(Records about charts and figures)
START
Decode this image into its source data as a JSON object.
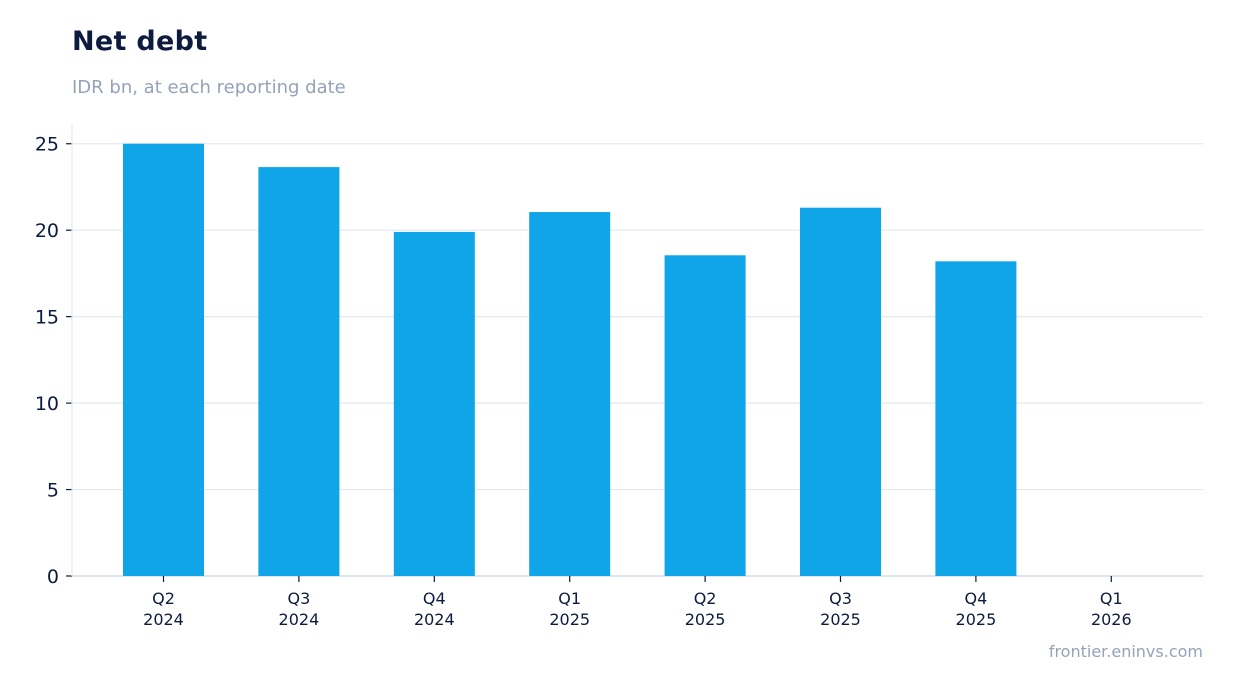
{
  "header": {
    "title": "Net debt",
    "subtitle": "IDR bn, at each reporting date"
  },
  "footer": {
    "source": "frontier.eninvs.com"
  },
  "colors": {
    "bar": "#10a5e8",
    "grid": "#e2e8f0",
    "axis": "#cbd5e1",
    "text": "#0d1b3e",
    "muted": "#94a3b8"
  },
  "chart_data": {
    "type": "bar",
    "title": "Net debt",
    "subtitle": "IDR bn, at each reporting date",
    "categories": [
      [
        "Q2",
        "2024"
      ],
      [
        "Q3",
        "2024"
      ],
      [
        "Q4",
        "2024"
      ],
      [
        "Q1",
        "2025"
      ],
      [
        "Q2",
        "2025"
      ],
      [
        "Q3",
        "2025"
      ],
      [
        "Q4",
        "2025"
      ],
      [
        "Q1",
        "2026"
      ]
    ],
    "values": [
      25.0,
      23.65,
      19.9,
      21.05,
      18.55,
      21.3,
      18.2,
      null
    ],
    "ylim": [
      0,
      26.2
    ],
    "yticks": [
      0,
      5,
      10,
      15,
      20,
      25
    ],
    "grid": true,
    "legend": "none"
  }
}
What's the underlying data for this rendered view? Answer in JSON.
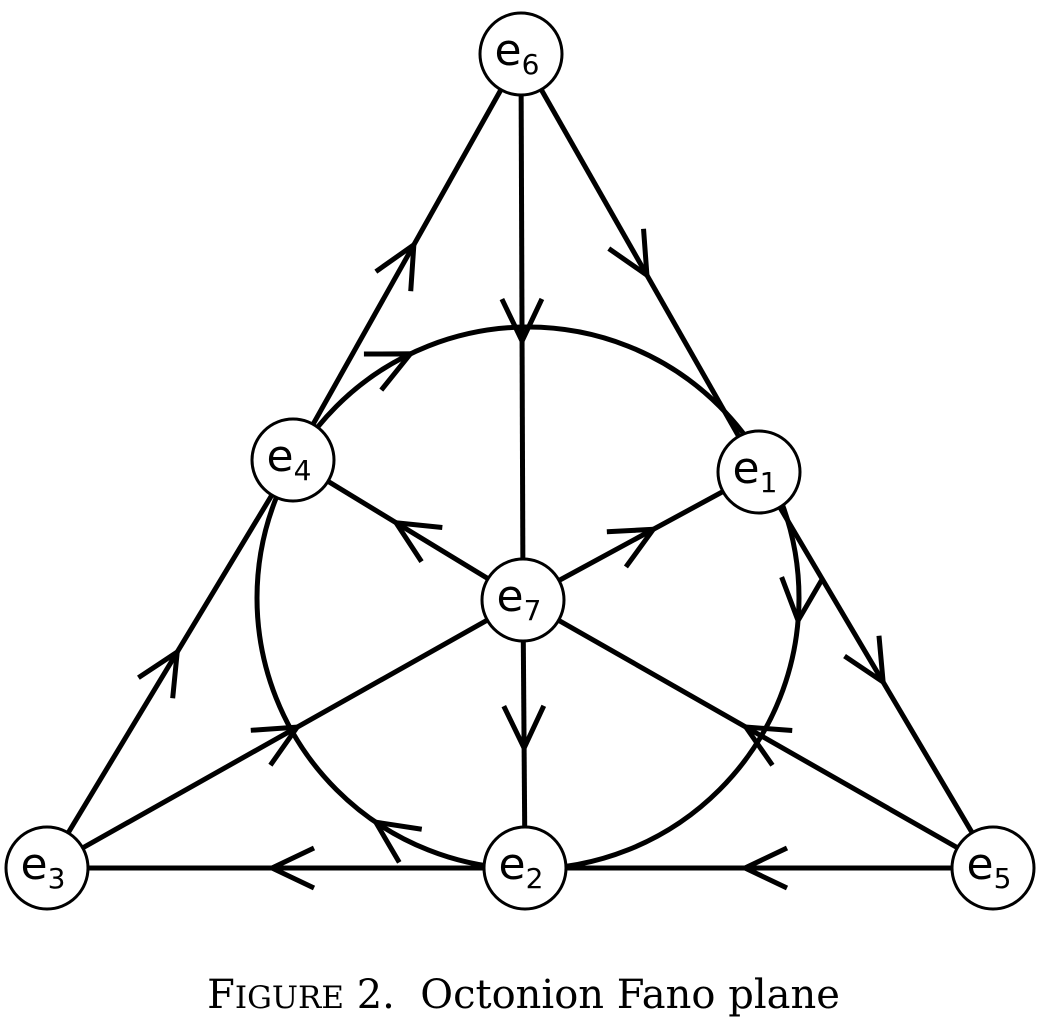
END
EXERCISE
Pick out, from the lines above, every one that contains the string "subtitle".

SOLUTION TO THE PROBLEM
    "subtitle": "IDR bn, at each reporting date"
    "subtitle": "IDR bn, at each reporting date",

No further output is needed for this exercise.